--- INPUT DATA ---
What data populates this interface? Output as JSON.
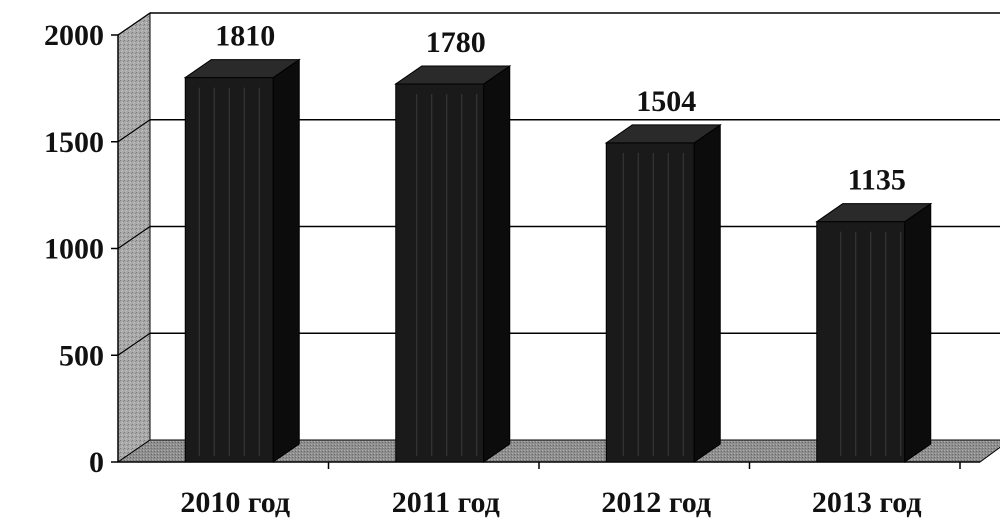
{
  "chart_data": {
    "type": "bar",
    "categories": [
      "2010 год",
      "2011 год",
      "2012 год",
      "2013 год"
    ],
    "values": [
      1810,
      1780,
      1504,
      1135
    ],
    "data_labels": [
      "1810",
      "1780",
      "1504",
      "1135"
    ],
    "y_ticks": [
      "0",
      "500",
      "1000",
      "1500",
      "2000"
    ],
    "ylim": [
      0,
      2000
    ],
    "grid": true,
    "style": "3d",
    "bar_color": "#1a1a1a",
    "wall_color": "#9a9a9a"
  }
}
---
• _REQUIRED WORK_:
Reproduce all entries exactly. Pictures do not belong in the copy.

• _RESPONSE TO THE TASK_:
What data populates this interface? Output as JSON.
{
  "chart_data": {
    "type": "bar",
    "categories": [
      "2010 год",
      "2011 год",
      "2012 год",
      "2013 год"
    ],
    "values": [
      1810,
      1780,
      1504,
      1135
    ],
    "data_labels": [
      "1810",
      "1780",
      "1504",
      "1135"
    ],
    "y_ticks": [
      "0",
      "500",
      "1000",
      "1500",
      "2000"
    ],
    "ylim": [
      0,
      2000
    ],
    "grid": true,
    "style": "3d",
    "bar_color": "#1a1a1a",
    "wall_color": "#9a9a9a"
  }
}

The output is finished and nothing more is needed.